• Records to process:
= = = =

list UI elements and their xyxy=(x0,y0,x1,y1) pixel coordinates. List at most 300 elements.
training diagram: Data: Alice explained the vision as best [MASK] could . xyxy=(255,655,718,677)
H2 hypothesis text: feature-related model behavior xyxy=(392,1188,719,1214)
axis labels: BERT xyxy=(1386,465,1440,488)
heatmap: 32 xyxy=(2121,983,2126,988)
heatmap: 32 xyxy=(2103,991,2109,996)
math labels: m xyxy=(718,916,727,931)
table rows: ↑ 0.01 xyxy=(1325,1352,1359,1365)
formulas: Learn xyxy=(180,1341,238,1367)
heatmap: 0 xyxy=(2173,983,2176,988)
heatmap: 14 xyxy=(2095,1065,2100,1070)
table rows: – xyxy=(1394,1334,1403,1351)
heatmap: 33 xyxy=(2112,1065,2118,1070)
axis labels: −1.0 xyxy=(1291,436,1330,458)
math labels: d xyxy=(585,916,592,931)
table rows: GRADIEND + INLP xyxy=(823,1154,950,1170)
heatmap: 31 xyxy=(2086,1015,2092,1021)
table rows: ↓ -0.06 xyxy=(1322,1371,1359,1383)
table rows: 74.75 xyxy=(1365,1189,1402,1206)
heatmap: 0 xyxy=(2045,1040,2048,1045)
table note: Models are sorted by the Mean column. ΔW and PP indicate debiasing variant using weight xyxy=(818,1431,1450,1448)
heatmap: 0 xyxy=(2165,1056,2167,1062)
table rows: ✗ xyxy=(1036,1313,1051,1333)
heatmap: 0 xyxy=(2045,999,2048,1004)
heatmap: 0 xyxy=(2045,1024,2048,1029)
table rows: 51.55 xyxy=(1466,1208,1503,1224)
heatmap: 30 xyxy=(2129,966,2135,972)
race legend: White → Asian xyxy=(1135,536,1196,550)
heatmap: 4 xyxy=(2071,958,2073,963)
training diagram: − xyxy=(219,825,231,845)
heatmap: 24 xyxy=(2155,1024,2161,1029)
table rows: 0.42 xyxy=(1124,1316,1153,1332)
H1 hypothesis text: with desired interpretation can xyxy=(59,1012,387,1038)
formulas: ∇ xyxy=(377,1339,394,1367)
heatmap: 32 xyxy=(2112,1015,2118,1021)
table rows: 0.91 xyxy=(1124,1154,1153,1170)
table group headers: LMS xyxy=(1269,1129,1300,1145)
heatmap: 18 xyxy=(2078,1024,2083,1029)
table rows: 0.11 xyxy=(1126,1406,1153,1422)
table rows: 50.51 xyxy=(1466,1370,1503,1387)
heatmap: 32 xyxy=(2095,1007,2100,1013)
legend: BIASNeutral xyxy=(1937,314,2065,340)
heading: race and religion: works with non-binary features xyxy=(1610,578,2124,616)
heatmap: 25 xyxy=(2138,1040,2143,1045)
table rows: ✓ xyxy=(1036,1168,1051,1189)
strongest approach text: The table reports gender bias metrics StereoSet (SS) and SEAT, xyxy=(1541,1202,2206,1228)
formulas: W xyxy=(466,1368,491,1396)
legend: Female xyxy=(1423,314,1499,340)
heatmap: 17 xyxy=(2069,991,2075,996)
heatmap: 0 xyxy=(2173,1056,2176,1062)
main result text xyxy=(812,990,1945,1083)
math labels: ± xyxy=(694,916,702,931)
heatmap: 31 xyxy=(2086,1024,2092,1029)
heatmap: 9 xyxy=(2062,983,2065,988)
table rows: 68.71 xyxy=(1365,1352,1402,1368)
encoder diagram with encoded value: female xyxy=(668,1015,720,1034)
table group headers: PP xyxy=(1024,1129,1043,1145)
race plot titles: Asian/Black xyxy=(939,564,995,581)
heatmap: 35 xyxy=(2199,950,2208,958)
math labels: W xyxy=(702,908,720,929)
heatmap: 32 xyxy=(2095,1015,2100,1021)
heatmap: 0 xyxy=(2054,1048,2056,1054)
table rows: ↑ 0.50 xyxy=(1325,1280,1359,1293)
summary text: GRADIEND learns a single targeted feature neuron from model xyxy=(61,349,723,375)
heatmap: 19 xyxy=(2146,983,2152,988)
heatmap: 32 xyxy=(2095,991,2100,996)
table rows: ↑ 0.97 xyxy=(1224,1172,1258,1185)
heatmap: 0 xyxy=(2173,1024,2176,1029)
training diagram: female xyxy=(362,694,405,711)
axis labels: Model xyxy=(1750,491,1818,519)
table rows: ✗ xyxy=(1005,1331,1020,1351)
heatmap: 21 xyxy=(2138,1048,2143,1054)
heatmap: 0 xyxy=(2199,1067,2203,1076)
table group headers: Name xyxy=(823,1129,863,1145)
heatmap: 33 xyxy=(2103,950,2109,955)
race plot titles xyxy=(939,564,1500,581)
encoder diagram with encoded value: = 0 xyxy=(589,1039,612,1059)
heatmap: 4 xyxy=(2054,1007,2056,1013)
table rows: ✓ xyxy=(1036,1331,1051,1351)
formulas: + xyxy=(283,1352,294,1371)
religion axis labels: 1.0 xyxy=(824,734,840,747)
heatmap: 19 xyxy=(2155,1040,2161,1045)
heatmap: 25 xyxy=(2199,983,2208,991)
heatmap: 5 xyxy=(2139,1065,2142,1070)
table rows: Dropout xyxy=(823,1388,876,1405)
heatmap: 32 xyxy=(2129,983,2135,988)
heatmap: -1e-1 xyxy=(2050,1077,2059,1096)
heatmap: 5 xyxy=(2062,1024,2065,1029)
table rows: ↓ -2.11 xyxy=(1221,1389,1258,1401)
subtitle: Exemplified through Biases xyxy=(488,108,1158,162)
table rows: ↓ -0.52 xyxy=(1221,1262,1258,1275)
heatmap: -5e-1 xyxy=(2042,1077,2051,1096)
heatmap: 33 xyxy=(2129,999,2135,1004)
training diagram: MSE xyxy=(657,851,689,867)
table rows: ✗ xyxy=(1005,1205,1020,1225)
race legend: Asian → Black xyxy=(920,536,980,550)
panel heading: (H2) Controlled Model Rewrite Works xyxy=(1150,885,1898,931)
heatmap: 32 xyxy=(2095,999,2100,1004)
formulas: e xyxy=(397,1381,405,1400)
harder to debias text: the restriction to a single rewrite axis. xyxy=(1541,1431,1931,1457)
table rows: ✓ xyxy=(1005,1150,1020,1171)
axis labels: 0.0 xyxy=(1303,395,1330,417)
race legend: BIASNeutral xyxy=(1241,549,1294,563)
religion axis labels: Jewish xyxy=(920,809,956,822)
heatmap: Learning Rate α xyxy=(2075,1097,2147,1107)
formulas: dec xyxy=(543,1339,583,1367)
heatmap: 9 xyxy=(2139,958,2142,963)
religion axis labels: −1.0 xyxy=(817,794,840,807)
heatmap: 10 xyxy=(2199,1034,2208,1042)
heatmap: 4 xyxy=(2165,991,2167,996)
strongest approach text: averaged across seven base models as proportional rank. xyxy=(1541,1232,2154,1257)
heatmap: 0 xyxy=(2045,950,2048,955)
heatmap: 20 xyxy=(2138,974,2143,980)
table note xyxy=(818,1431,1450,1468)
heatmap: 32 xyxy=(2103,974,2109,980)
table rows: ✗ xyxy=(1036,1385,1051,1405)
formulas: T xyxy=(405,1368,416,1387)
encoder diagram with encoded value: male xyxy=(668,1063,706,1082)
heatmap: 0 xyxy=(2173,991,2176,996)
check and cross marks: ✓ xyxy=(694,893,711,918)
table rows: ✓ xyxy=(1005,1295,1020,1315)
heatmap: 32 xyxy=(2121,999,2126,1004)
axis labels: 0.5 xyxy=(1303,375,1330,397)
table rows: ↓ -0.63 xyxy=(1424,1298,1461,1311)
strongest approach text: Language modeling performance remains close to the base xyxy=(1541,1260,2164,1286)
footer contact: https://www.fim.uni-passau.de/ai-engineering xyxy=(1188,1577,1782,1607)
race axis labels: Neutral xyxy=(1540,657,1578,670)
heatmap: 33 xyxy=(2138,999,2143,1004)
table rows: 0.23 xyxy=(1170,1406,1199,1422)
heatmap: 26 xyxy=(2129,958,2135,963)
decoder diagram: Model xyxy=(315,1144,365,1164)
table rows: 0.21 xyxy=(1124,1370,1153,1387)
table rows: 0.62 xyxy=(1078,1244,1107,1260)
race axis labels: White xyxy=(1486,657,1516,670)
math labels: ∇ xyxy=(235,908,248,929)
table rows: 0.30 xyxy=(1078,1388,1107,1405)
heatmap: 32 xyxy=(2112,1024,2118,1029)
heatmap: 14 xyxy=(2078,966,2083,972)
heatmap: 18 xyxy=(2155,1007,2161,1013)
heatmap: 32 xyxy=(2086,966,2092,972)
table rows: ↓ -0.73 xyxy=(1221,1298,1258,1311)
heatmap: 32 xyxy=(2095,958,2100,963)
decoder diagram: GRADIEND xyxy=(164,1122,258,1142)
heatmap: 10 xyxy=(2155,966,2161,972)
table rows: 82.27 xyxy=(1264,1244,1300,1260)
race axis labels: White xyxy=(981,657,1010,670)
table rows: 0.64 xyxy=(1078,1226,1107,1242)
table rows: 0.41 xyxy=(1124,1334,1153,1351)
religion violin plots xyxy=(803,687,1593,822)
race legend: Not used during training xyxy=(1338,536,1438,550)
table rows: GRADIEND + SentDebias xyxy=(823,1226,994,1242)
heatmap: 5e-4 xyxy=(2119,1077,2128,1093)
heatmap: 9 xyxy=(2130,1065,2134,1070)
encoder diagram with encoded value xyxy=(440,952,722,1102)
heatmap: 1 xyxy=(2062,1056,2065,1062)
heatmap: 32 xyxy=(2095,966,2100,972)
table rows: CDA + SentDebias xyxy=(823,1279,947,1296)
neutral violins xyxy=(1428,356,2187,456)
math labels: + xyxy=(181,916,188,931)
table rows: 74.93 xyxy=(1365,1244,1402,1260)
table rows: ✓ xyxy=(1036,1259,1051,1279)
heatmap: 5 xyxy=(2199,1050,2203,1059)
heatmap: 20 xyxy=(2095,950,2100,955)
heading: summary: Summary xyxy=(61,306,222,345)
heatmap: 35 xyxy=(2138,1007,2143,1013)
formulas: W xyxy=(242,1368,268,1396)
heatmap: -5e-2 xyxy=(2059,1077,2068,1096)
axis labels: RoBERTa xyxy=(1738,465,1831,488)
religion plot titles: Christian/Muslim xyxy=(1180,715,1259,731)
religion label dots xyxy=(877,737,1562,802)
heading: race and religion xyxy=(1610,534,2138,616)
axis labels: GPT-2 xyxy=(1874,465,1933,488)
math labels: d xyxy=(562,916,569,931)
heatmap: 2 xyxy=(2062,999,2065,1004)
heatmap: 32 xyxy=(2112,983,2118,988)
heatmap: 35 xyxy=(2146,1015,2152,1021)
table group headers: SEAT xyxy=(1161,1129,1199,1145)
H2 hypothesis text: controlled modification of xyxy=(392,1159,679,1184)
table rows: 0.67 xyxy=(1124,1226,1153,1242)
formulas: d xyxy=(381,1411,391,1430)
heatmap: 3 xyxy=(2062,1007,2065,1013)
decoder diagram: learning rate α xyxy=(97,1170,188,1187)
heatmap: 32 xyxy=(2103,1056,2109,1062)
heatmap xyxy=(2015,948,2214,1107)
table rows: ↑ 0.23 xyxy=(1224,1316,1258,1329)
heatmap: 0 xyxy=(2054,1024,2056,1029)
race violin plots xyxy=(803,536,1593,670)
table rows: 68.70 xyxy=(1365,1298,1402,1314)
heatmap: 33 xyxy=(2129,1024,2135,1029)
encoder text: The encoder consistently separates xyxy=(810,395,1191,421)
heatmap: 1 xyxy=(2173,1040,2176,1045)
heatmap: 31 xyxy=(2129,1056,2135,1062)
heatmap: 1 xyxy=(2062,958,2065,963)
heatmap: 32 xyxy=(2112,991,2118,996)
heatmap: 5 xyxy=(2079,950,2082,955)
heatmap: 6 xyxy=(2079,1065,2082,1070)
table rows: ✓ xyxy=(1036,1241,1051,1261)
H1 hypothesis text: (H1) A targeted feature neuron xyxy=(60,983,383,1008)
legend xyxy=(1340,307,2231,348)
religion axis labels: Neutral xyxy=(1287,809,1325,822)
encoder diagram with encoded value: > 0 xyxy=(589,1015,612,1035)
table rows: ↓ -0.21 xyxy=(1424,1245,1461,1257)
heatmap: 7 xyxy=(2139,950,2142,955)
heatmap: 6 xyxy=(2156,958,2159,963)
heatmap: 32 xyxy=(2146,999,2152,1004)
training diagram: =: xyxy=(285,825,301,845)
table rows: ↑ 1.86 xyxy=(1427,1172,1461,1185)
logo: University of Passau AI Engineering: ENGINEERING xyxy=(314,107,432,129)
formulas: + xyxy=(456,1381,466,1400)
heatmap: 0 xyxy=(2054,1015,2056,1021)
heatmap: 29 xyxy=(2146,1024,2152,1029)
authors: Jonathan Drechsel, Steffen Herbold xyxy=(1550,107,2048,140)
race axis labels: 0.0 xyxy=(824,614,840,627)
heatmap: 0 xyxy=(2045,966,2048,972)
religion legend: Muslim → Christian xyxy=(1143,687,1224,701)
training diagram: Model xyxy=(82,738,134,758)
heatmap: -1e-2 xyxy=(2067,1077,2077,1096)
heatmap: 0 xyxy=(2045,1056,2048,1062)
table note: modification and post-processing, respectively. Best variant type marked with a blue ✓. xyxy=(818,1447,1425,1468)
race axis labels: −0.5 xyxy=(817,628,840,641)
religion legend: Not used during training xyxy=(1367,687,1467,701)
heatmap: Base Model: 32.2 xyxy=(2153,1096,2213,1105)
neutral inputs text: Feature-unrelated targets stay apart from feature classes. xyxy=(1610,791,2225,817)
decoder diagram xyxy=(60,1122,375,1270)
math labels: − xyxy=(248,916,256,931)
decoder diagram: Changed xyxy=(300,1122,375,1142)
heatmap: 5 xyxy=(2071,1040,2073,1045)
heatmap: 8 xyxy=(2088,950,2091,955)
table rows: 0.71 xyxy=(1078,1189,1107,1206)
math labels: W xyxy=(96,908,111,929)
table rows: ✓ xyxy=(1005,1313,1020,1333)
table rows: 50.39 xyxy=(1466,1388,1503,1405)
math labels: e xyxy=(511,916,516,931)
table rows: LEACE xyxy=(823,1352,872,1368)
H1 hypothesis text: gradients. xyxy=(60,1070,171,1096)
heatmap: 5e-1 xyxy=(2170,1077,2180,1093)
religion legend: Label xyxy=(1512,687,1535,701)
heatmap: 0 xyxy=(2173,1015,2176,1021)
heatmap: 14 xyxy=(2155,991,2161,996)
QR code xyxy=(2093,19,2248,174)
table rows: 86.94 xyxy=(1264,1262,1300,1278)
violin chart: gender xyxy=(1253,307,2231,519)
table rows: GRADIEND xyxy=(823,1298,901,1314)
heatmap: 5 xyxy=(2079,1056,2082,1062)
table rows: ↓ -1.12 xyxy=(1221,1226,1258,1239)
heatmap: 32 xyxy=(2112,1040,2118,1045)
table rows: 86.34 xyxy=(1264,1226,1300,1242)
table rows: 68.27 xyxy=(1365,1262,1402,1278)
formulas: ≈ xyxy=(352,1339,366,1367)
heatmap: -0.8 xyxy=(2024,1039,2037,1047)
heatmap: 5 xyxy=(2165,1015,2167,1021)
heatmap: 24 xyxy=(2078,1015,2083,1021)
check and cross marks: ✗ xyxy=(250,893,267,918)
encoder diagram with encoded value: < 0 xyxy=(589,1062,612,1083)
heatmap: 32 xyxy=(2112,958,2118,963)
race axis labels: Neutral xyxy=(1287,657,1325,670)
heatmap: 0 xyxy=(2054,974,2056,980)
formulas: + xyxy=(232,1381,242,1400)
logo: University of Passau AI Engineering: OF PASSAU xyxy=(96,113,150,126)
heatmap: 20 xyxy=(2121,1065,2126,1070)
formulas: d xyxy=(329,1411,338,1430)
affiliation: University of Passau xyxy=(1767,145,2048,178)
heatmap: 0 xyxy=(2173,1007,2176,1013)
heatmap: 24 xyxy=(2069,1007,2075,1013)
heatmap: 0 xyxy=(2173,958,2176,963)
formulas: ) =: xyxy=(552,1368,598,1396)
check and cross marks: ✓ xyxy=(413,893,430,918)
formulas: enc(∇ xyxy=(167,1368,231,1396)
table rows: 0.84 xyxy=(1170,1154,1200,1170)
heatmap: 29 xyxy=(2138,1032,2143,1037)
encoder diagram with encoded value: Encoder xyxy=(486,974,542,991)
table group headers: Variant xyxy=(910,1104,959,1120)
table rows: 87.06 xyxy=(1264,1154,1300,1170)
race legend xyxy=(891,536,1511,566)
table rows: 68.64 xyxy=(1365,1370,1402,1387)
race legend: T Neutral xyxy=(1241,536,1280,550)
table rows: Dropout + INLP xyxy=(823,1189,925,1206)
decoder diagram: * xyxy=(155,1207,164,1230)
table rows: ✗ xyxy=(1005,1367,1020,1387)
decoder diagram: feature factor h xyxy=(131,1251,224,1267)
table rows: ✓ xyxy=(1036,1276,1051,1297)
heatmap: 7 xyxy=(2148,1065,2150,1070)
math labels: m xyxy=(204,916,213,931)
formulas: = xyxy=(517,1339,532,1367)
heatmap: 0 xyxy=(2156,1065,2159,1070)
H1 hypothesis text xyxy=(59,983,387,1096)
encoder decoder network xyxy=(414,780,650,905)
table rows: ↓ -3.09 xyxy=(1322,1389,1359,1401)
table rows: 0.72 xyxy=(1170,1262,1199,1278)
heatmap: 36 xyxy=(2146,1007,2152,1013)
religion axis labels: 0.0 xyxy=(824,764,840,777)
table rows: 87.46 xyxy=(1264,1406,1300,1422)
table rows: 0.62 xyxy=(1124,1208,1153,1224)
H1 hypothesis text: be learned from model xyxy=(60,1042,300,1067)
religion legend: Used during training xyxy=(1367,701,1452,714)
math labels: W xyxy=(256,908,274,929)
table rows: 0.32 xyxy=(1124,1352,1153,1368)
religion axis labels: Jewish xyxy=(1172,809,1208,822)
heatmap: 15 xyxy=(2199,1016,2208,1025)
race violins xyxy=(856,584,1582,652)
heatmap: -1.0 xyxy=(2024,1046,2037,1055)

= = = =

Duplicate the data from the start through the line containing "heatmap: 0 xyxy=(2173,983,2176,988)", both ends included.

• Task output:
list UI elements and their xyxy=(x0,y0,x1,y1) pixel coordinates. List at most 300 elements.
training diagram: Data: Alice explained the vision as best [MASK] could . xyxy=(255,655,718,677)
H2 hypothesis text: feature-related model behavior xyxy=(392,1188,719,1214)
axis labels: BERT xyxy=(1386,465,1440,488)
heatmap: 32 xyxy=(2121,983,2126,988)
heatmap: 32 xyxy=(2103,991,2109,996)
math labels: m xyxy=(718,916,727,931)
table rows: ↑ 0.01 xyxy=(1325,1352,1359,1365)
formulas: Learn xyxy=(180,1341,238,1367)
heatmap: 0 xyxy=(2173,983,2176,988)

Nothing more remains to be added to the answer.